> DATA SHOWN
· · · ·

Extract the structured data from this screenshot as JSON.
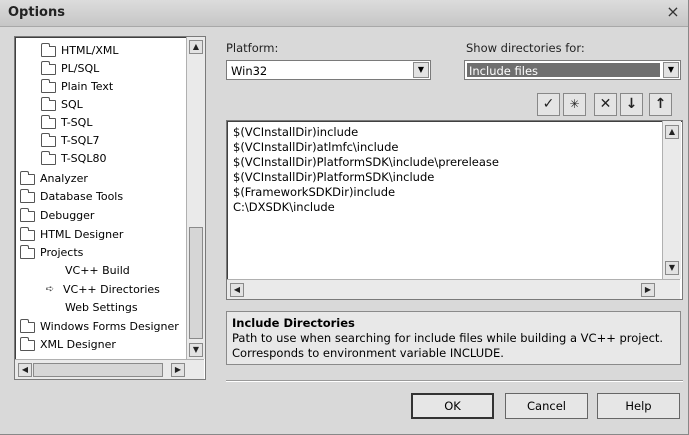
{
  "window": {
    "title": "Options",
    "close_label": "×"
  },
  "tree": {
    "items": [
      {
        "label": "HTML/XML",
        "icon": "folder-icon"
      },
      {
        "label": "PL/SQL",
        "icon": "folder-icon"
      },
      {
        "label": "Plain Text",
        "icon": "folder-icon"
      },
      {
        "label": "SQL",
        "icon": "folder-icon"
      },
      {
        "label": "T-SQL",
        "icon": "folder-icon"
      },
      {
        "label": "T-SQL7",
        "icon": "folder-icon"
      },
      {
        "label": "T-SQL80",
        "icon": "folder-icon"
      },
      {
        "label": "Analyzer",
        "icon": "folder-icon"
      },
      {
        "label": "Database Tools",
        "icon": "folder-icon"
      },
      {
        "label": "Debugger",
        "icon": "folder-icon"
      },
      {
        "label": "HTML Designer",
        "icon": "folder-icon"
      },
      {
        "label": "Projects",
        "icon": "open-folder-icon"
      },
      {
        "label": "VC++ Build",
        "icon": "none"
      },
      {
        "label": "VC++ Directories",
        "icon": "arrow-icon",
        "selected": true
      },
      {
        "label": "Web Settings",
        "icon": "none"
      },
      {
        "label": "Windows Forms Designer",
        "icon": "folder-icon"
      },
      {
        "label": "XML Designer",
        "icon": "folder-icon"
      }
    ]
  },
  "platform": {
    "label": "Platform:",
    "value": "Win32"
  },
  "show_dirs": {
    "label": "Show directories for:",
    "value": "Include files"
  },
  "toolbar": {
    "check": "✓",
    "new_line": "✳",
    "delete": "✕",
    "move_down": "↓",
    "move_up": "↑"
  },
  "directories": [
    "$(VCInstallDir)include",
    "$(VCInstallDir)atlmfc\\include",
    "$(VCInstallDir)PlatformSDK\\include\\prerelease",
    "$(VCInstallDir)PlatformSDK\\include",
    "$(FrameworkSDKDir)include",
    "C:\\DXSDK\\include"
  ],
  "description": {
    "title": "Include Directories",
    "text": "Path to use when searching for include files while building a VC++ project. Corresponds to environment variable INCLUDE."
  },
  "buttons": {
    "ok": "OK",
    "cancel": "Cancel",
    "help": "Help"
  },
  "colors": {
    "dialog_bg": "#d9d9d9",
    "selection": "#6f6f6f"
  }
}
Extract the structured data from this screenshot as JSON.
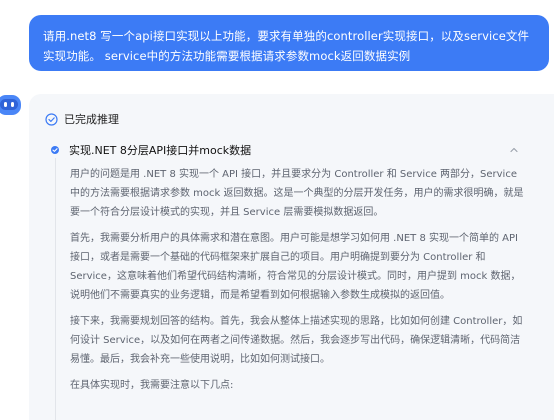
{
  "user_message": {
    "text": "请用.net8 写一个api接口实现以上功能，要求有单独的controller实现接口，以及service文件实现功能。 service中的方法功能需要根据请求参数mock返回数据实例"
  },
  "assistant": {
    "avatar_icon": "robot-icon",
    "status": {
      "icon": "check-circle-icon",
      "label": "已完成推理"
    },
    "step": {
      "icon": "dot-icon",
      "title": "实现.NET 8分层API接口并mock数据",
      "collapse_icon": "chevron-up-icon"
    },
    "paragraphs": [
      "用户的问题是用 .NET 8 实现一个 API 接口，并且要求分为 Controller 和 Service 两部分，Service 中的方法需要根据请求参数 mock 返回数据。这是一个典型的分层开发任务，用户的需求很明确，就是要一个符合分层设计模式的实现，并且 Service 层需要模拟数据返回。",
      "首先，我需要分析用户的具体需求和潜在意图。用户可能是想学习如何用 .NET 8 实现一个简单的 API 接口，或者是需要一个基础的代码框架来扩展自己的项目。用户明确提到要分为 Controller 和 Service，这意味着他们希望代码结构清晰，符合常见的分层设计模式。同时，用户提到 mock 数据，说明他们不需要真实的业务逻辑，而是希望看到如何根据输入参数生成模拟的返回值。",
      "接下来，我需要规划回答的结构。首先，我会从整体上描述实现的思路，比如如何创建 Controller，如何设计 Service，以及如何在两者之间传递数据。然后，我会逐步写出代码，确保逻辑清晰，代码简洁易懂。最后，我会补充一些使用说明，比如如何测试接口。",
      "在具体实现时，我需要注意以下几点:"
    ]
  },
  "colors": {
    "user_bubble": "#3c7bf5",
    "card_background": "#f5f7fa",
    "accent": "#3c7bf5",
    "body_text": "#5e6470"
  }
}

· · · ·

> WHAT THIS TASK INVOLVES
Search the entries for the word "VCInstallDir" and gather every line where it appears.

> ANSWER
    "$(VCInstallDir)include",
    "$(VCInstallDir)atlmfc\\include",
    "$(VCInstallDir)PlatformSDK\\include\\prerelease",
    "$(VCInstallDir)PlatformSDK\\include",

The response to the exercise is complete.